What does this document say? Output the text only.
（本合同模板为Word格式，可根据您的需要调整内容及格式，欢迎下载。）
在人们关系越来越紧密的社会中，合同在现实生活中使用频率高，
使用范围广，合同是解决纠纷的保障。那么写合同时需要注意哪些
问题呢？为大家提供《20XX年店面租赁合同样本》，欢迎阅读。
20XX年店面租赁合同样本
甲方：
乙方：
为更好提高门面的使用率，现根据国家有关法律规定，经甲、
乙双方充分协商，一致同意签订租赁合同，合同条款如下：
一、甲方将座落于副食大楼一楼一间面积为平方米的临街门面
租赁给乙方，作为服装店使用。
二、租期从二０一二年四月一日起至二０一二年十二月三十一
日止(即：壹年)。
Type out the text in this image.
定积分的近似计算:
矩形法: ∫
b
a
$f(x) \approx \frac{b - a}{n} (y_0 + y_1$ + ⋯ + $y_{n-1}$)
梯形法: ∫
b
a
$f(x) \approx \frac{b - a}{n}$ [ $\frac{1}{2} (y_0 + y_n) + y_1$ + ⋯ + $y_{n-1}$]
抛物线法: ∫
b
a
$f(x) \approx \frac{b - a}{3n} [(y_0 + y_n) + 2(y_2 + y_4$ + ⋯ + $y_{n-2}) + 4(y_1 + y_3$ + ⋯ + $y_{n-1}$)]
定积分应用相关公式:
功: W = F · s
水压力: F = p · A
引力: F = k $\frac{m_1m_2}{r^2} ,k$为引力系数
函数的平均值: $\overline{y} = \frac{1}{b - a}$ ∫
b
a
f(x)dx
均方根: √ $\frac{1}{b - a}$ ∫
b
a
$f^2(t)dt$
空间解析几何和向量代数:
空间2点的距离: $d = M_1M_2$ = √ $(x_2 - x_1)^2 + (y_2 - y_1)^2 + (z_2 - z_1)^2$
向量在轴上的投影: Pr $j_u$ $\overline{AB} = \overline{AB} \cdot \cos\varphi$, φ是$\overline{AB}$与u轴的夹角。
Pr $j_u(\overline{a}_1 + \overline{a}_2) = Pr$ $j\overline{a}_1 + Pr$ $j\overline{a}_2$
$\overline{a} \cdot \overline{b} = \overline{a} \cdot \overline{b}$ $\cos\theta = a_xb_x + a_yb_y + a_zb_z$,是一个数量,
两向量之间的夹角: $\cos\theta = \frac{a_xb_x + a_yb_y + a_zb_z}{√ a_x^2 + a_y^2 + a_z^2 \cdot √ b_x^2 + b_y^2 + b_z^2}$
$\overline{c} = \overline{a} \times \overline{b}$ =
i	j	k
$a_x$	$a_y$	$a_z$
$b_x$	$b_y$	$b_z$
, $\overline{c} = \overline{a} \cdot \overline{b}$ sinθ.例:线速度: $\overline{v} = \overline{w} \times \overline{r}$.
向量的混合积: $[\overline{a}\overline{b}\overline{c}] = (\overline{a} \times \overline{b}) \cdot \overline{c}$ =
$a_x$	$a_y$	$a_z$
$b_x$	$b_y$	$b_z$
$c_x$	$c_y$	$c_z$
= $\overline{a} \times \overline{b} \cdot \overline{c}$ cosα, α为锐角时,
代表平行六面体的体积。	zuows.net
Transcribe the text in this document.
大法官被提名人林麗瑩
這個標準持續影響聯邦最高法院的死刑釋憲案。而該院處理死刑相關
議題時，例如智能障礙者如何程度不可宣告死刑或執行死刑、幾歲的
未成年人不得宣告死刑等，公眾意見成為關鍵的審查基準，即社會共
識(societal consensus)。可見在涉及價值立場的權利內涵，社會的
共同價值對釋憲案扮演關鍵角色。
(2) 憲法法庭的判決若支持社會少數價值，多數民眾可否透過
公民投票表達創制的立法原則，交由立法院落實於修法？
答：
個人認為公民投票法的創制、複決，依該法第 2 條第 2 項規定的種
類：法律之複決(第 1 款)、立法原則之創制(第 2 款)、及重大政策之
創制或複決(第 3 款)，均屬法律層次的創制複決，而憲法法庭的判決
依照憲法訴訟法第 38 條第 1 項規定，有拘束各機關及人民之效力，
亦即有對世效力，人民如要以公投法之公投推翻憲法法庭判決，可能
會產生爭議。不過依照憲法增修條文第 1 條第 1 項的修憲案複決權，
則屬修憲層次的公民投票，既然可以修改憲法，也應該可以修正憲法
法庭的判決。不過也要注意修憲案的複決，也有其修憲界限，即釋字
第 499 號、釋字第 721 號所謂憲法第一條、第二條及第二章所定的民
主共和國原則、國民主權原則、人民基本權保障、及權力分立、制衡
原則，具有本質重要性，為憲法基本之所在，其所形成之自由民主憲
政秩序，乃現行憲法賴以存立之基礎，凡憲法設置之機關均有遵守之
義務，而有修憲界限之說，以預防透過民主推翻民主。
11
▬▬▬▬▬▬
Would you give again, word for word, every line from the one with "Transcribe the text in this document." through the final line of the listing above?

Solved problem |
Transcribe the text in this document.
大法官被提名人林麗瑩
這個標準持續影響聯邦最高法院的死刑釋憲案。而該院處理死刑相關
議題時，例如智能障礙者如何程度不可宣告死刑或執行死刑、幾歲的
未成年人不得宣告死刑等，公眾意見成為關鍵的審查基準，即社會共
識(societal consensus)。可見在涉及價值立場的權利內涵，社會的
共同價值對釋憲案扮演關鍵角色。
(2) 憲法法庭的判決若支持社會少數價值，多數民眾可否透過
公民投票表達創制的立法原則，交由立法院落實於修法？
答：
個人認為公民投票法的創制、複決，依該法第 2 條第 2 項規定的種
類：法律之複決(第 1 款)、立法原則之創制(第 2 款)、及重大政策之
創制或複決(第 3 款)，均屬法律層次的創制複決，而憲法法庭的判決
依照憲法訴訟法第 38 條第 1 項規定，有拘束各機關及人民之效力，
亦即有對世效力，人民如要以公投法之公投推翻憲法法庭判決，可能
會產生爭議。不過依照憲法增修條文第 1 條第 1 項的修憲案複決權，
則屬修憲層次的公民投票，既然可以修改憲法，也應該可以修正憲法
法庭的判決。不過也要注意修憲案的複決，也有其修憲界限，即釋字
第 499 號、釋字第 721 號所謂憲法第一條、第二條及第二章所定的民
主共和國原則、國民主權原則、人民基本權保障、及權力分立、制衡
原則，具有本質重要性，為憲法基本之所在，其所形成之自由民主憲
政秩序，乃現行憲法賴以存立之基礎，凡憲法設置之機關均有遵守之
義務，而有修憲界限之說，以預防透過民主推翻民主。
11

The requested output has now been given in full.